STORED ROWS:
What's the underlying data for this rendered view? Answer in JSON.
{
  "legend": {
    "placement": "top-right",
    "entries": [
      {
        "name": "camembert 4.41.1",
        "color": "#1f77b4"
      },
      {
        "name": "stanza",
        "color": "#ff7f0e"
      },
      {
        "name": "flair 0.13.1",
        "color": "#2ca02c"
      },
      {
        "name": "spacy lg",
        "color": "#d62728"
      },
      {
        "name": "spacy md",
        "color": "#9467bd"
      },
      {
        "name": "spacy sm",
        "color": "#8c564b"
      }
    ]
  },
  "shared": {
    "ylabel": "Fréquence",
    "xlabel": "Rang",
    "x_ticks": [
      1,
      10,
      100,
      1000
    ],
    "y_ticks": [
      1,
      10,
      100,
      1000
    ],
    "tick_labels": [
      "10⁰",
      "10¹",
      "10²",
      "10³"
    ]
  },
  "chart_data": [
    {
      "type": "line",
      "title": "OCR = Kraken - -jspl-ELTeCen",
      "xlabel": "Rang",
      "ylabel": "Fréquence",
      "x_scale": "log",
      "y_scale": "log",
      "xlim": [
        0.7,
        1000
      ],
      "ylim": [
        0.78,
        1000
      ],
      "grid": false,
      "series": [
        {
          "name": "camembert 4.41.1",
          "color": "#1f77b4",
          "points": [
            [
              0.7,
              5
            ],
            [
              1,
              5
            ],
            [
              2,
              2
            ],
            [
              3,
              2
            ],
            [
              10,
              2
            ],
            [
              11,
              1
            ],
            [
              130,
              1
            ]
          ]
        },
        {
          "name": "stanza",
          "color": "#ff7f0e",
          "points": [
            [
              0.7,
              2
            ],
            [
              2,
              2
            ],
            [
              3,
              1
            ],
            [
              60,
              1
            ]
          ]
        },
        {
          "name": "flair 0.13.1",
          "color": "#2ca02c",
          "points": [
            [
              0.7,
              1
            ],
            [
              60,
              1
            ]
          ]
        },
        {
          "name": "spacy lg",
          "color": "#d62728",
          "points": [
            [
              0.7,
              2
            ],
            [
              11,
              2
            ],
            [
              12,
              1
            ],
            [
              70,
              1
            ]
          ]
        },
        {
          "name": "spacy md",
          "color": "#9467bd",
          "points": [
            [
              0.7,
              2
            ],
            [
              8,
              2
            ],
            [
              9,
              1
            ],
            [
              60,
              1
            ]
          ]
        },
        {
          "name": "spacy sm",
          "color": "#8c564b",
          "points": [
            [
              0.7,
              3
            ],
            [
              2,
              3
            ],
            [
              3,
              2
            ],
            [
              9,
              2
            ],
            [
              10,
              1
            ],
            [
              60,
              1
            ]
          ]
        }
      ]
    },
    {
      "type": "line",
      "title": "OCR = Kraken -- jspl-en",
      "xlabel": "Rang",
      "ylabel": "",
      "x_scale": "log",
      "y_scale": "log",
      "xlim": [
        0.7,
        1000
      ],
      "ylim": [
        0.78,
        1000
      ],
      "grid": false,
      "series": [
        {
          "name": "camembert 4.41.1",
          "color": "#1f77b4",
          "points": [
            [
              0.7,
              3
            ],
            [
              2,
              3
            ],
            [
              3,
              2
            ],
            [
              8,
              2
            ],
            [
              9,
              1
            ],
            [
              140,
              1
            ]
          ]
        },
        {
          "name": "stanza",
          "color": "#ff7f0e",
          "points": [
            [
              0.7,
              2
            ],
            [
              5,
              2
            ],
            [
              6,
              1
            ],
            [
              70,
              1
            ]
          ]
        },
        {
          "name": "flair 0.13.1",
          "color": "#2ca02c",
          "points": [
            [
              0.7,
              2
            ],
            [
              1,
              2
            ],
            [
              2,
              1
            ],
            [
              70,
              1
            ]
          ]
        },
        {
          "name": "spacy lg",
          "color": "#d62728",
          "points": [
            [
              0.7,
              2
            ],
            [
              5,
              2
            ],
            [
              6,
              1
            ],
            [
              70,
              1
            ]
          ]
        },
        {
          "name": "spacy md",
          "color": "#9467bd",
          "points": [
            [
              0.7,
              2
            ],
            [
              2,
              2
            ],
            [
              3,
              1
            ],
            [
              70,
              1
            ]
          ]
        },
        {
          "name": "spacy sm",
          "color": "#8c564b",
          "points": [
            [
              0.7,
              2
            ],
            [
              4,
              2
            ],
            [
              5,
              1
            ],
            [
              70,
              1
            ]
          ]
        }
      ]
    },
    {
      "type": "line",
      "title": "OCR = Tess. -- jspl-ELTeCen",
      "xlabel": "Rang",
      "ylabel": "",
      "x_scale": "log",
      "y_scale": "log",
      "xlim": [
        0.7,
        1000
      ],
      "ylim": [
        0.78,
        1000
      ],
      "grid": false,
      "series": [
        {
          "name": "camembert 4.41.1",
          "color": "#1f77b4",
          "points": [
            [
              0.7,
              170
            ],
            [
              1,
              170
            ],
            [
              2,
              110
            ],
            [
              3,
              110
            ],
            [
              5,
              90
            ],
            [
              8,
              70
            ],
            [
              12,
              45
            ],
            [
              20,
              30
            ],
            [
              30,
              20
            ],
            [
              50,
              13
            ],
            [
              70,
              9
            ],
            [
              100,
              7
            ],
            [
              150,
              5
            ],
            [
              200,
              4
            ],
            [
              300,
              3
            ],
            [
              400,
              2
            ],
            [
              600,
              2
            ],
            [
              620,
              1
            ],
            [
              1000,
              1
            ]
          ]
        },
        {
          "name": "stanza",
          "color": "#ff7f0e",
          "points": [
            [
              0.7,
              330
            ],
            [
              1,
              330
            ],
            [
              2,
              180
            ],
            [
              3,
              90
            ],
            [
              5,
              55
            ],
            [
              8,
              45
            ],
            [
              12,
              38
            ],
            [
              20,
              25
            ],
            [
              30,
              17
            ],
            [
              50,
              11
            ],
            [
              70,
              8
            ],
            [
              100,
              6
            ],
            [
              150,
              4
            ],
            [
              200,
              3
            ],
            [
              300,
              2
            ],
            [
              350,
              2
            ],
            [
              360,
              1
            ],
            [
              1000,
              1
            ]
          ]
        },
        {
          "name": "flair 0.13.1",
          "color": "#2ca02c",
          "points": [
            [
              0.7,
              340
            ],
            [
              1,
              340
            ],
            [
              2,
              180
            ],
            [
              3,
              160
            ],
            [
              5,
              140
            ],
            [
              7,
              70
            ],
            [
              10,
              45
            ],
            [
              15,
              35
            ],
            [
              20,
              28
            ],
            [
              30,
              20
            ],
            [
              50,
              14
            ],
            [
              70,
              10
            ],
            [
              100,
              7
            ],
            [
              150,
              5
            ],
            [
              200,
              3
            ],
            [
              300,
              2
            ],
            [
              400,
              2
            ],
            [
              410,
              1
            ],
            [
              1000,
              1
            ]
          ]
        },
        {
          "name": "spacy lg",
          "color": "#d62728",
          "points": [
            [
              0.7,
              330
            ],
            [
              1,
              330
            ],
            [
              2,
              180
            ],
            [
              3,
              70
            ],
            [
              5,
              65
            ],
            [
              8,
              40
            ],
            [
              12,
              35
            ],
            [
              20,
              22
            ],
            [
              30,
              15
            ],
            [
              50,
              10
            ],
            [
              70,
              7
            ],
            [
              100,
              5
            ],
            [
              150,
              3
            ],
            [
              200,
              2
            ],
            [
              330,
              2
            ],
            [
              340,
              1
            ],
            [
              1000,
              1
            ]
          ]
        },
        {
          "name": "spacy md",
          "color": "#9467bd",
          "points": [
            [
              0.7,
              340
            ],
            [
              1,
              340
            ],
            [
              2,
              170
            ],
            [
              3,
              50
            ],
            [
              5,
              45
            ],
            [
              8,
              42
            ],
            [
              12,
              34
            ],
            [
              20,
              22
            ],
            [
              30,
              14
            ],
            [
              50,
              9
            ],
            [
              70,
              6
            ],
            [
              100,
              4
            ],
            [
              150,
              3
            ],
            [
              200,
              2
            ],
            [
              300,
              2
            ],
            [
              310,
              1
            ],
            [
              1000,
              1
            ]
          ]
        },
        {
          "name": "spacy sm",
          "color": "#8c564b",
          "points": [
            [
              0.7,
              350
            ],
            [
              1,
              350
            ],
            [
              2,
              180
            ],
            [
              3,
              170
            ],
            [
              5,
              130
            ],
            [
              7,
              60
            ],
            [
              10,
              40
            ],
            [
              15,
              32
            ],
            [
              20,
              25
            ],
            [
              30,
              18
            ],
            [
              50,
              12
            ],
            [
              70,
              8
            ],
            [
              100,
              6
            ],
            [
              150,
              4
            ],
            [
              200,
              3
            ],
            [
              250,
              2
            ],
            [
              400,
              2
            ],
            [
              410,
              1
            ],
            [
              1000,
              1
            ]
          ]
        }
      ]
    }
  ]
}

GIVEN EXERCISE: A number is the only answer here: how many lines of the material above contain "ylabel"?

SOLUTION FOR THIS TASK: 4